■ WHAT YOU SHOULD DO ■
Print the following lines verbatim, changing nothing.

■ DATA ENTRIES ■
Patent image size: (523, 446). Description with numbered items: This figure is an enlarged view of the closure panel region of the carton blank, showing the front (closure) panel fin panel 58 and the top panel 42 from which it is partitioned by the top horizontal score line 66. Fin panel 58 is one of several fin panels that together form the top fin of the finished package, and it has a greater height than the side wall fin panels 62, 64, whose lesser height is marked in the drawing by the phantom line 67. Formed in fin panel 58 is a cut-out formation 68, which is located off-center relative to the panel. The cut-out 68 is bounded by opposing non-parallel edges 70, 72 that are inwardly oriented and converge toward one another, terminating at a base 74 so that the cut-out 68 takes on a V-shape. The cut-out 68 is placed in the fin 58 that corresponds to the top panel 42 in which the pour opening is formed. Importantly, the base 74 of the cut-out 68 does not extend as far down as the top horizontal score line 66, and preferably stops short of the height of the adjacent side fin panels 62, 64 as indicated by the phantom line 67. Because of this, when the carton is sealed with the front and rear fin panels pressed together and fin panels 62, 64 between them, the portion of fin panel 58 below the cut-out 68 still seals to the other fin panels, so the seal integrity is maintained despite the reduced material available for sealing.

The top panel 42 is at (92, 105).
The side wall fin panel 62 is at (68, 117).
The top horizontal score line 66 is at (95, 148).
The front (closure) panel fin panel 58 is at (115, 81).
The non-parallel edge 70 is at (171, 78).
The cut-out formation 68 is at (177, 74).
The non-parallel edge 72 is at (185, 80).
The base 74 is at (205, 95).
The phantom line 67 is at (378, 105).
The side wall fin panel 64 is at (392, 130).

■ SOLUTION TO THE EXERCISE ■
Patent image size: (523, 446). Description with numbered items: This figure is an enlarged view of the closure panel region of the carton blank, showing the front (closure) panel fin panel 58 and the top panel 42 from which it is partitioned by the top horizontal score line 66. Fin panel 58 is one of several fin panels that together form the top fin of the finished package, and it has a greater height than the side wall fin panels 62, 64, whose lesser height is marked in the drawing by the phantom line 67. Formed in fin panel 58 is a cut-out formation 68, which is located off-center relative to the panel. The cut-out 68 is bounded by opposing non-parallel edges 70, 72 that are inwardly oriented and converge toward one another, terminating at a base 74 so that the cut-out 68 takes on a V-shape. The cut-out 68 is placed in the fin 58 that corresponds to the top panel 42 in which the pour opening is formed. Importantly, the base 74 of the cut-out 68 does not extend as far down as the top horizontal score line 66, and preferably stops short of the height of the adjacent side fin panels 62, 64 as indicated by the phantom line 67. Because of this, when the carton is sealed with the front and rear fin panels pressed together and fin panels 62, 64 between them, the portion of fin panel 58 below the cut-out 68 still seals to the other fin panels, so the seal integrity is maintained despite the reduced material available for sealing.

The top panel 42 is at (92, 105).
The side wall fin panel 62 is at (68, 117).
The top horizontal score line 66 is at (95, 148).
The front (closure) panel fin panel 58 is at (115, 81).
The non-parallel edge 70 is at (171, 78).
The cut-out formation 68 is at (177, 74).
The non-parallel edge 72 is at (185, 80).
The base 74 is at (205, 95).
The phantom line 67 is at (378, 105).
The side wall fin panel 64 is at (392, 130).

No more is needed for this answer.